*GOAL OF THE EXERCISE*
Scan the data below for the string "London". Show every line where it turns up.

*MATERIAL FOR THIS EXERCISE*
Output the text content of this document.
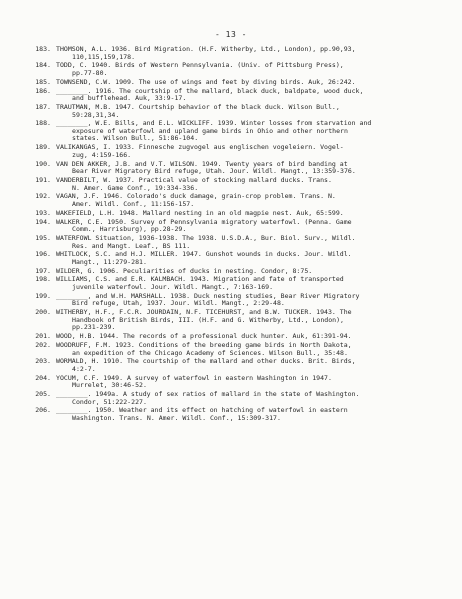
- 13 -
183. THOMSON, A.L. 1936. Bird Migration. (H.F. Witherby, Ltd., London), pp.90,93,
110,115,159,178.
184. TODD, C. 1940. Birds of Western Pennsylvania. (Univ. of Pittsburg Press),
pp.77-80.
185. TOWNSEND, C.W. 1909. The use of wings and feet by diving birds. Auk, 26:242.
186. ________. 1916. The courtship of the mallard, black duck, baldpate, wood duck,
and bufflehead. Auk, 33:9-17.
187. TRAUTMAN, M.B. 1947. Courtship behavior of the black duck. Wilson Bull.,
59:28,31,34.
188. ________, W.E. Bills, and E.L. WICKLIFF. 1939. Winter losses from starvation and
exposure of waterfowl and upland game birds in Ohio and other northern
states. Wilson Bull., 51:86-104.
189. VALIKANGAS, I. 1933. Finnesche zugvogel aus englischen vogeleiern. Vogel-
zug, 4:159-166.
190. VAN DEN AKKER, J.B. and V.T. WILSON. 1949. Twenty years of bird banding at
Bear River Migratory Bird refuge, Utah. Jour. Wildl. Mangt., 13:359-376.
191. VANDERBILT, W. 1937. Practical value of stocking mallard ducks. Trans.
N. Amer. Game Conf., 19:334-336.
192. VAGAN, J.F. 1946. Colorado's duck damage, grain-crop problem. Trans. N.
Amer. Wildl. Conf., 11:156-157.
193. WAKEFIELD, L.H. 1948. Mallard nesting in an old magpie nest. Auk, 65:599.
194. WALKER, C.E. 1950. Survey of Pennsylvania migratory waterfowl. (Penna. Game
Comm., Harrisburg), pp.28-29.
195. WATERFOWL Situation, 1936-1938. The 1938. U.S.D.A., Bur. Biol. Surv., Wildl.
Res. and Mangt. Leaf., BS 111.
196. WHITLOCK, S.C. and H.J. MILLER. 1947. Gunshot wounds in ducks. Jour. Wildl.
Mangt., 11:279-281.
197. WILDER, G. 1906. Peculiarities of ducks in nesting. Condor, 8:75.
198. WILLIAMS, C.S. and E.R. KALMBACH. 1943. Migration and fate of transported
juvenile waterfowl. Jour. Wildl. Mangt., 7:163-169.
199. ________, and W.H. MARSHALL. 1938. Duck nesting studies, Bear River Migratory
Bird refuge, Utah, 1937. Jour. Wildl. Mangt., 2:29-48.
200. WITHERBY, H.F., F.C.R. JOURDAIN, N.F. TICEHURST, and B.W. TUCKER. 1943. The
Handbook of British Birds, III. (H.F. and G. Witherby, Ltd., London),
pp.231-239.
201. WOOD, H.B. 1944. The records of a professional duck hunter. Auk, 61:391-94.
202. WOODRUFF, F.M. 1923. Conditions of the breeding game birds in North Dakota,
an expedition of the Chicago Academy of Sciences. Wilson Bull., 35:48.
203. WORMALD, H. 1910. The courtship of the mallard and other ducks. Brit. Birds,
4:2-7.
204. YOCUM, C.F. 1949. A survey of waterfowl in eastern Washington in 1947.
Murrelet, 30:46-52.
205. ________. 1949a. A study of sex ratios of mallard in the state of Washington.
Condor, 51:222-227.
206. ________. 1950. Weather and its effect on hatching of waterfowl in eastern
Washington. Trans. N. Amer. Wildl. Conf., 15:309-317.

*CORRECT RESULT*
183. THOMSON, A.L. 1936. Bird Migration. (H.F. Witherby, Ltd., London), pp.90,93,
Handbook of British Birds, III. (H.F. and G. Witherby, Ltd., London),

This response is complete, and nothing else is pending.